THE EXERCISE
Of the lines below, count those containing the word "true". Reply with the number alone.

┌─ INPUT RECORDS

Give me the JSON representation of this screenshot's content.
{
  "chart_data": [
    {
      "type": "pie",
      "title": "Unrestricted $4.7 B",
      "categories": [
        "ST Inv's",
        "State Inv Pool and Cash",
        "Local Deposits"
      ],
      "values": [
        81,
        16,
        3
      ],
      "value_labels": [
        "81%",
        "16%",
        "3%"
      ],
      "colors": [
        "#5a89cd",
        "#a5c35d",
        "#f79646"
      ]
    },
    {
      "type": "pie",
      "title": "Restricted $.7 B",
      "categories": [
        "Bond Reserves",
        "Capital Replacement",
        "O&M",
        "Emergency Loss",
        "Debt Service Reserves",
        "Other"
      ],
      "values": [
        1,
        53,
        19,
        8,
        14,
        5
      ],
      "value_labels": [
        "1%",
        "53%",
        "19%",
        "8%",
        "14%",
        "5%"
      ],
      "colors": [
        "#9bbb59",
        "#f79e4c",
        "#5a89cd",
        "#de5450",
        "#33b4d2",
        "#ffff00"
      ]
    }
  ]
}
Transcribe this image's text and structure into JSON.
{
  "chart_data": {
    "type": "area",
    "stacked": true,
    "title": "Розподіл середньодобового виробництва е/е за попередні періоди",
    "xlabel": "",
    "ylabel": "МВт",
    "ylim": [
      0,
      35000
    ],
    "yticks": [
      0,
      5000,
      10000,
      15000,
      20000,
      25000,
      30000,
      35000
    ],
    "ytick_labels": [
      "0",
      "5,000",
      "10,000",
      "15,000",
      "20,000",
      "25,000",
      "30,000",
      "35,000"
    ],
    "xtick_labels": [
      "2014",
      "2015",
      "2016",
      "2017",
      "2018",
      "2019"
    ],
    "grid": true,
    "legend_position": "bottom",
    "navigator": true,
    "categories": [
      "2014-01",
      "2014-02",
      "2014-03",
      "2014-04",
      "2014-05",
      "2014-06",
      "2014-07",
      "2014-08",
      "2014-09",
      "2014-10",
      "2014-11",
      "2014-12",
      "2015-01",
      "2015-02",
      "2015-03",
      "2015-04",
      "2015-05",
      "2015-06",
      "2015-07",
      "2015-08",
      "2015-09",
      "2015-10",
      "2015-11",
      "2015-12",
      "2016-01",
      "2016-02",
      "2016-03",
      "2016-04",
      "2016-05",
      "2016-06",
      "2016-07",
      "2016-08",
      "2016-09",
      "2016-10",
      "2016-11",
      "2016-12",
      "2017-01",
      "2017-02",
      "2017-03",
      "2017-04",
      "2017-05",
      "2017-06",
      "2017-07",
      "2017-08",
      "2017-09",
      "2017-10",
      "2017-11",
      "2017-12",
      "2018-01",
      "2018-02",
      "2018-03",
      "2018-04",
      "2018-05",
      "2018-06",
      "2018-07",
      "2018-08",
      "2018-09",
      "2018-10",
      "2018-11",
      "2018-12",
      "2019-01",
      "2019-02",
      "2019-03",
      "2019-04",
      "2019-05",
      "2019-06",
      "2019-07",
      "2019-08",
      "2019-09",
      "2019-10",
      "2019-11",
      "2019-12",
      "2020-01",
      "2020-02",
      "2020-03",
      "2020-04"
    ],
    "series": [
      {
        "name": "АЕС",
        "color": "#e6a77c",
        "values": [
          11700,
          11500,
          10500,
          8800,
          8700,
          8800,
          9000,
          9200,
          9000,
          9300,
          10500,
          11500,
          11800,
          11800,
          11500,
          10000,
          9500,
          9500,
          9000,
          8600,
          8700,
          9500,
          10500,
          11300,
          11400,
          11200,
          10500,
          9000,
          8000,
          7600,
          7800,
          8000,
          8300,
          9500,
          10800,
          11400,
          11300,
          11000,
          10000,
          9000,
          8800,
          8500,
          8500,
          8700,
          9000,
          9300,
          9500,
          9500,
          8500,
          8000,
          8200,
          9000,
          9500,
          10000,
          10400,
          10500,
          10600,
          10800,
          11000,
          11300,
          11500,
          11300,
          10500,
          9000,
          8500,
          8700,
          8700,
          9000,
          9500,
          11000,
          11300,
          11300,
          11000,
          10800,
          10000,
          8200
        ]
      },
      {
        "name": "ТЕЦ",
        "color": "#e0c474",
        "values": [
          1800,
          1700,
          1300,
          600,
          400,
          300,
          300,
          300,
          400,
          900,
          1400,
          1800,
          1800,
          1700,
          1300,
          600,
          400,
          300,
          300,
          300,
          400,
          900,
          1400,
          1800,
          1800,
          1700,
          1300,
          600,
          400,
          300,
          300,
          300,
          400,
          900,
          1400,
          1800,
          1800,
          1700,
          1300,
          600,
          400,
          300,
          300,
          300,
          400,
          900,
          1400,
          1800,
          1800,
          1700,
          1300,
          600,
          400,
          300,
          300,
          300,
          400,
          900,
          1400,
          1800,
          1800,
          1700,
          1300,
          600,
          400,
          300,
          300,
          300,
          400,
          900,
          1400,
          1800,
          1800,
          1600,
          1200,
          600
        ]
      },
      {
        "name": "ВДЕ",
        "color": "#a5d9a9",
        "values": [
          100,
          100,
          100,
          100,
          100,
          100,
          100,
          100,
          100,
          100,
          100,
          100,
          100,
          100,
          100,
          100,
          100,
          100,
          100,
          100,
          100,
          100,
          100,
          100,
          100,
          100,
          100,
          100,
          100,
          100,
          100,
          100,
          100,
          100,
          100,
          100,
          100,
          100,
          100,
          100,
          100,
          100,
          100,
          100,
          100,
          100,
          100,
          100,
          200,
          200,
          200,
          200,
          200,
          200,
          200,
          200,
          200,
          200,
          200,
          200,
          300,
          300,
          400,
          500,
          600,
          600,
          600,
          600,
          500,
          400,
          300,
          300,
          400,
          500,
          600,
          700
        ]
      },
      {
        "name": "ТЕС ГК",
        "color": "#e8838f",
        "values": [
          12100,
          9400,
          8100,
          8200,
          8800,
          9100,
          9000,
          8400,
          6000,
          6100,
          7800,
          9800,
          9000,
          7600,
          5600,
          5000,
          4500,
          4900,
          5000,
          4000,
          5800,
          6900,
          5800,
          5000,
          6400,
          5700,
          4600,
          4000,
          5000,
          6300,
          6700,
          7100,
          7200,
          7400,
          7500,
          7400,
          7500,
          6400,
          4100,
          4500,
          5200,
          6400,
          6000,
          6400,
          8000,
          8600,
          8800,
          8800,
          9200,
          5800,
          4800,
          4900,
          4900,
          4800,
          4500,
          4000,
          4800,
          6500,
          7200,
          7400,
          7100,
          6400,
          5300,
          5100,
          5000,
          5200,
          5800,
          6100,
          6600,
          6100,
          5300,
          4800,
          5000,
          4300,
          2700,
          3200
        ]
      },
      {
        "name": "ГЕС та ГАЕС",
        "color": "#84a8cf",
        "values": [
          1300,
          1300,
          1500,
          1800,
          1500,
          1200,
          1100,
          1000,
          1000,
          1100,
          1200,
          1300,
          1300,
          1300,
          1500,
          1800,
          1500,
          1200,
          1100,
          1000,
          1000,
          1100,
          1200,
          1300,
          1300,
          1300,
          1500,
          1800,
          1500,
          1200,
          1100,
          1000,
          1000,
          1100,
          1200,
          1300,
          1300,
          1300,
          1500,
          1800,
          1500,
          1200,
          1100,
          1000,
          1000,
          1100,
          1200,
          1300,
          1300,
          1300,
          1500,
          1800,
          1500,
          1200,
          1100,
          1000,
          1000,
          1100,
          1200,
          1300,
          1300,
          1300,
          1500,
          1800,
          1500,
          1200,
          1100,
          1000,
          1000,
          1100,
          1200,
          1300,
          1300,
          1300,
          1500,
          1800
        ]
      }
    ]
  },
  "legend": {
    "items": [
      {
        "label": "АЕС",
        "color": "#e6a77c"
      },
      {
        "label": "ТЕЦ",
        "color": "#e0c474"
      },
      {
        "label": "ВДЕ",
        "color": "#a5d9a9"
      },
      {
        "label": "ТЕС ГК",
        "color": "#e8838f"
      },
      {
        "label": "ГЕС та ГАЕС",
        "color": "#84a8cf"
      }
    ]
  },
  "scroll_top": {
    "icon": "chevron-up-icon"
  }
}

└─

EXERCISE RESPONSE
3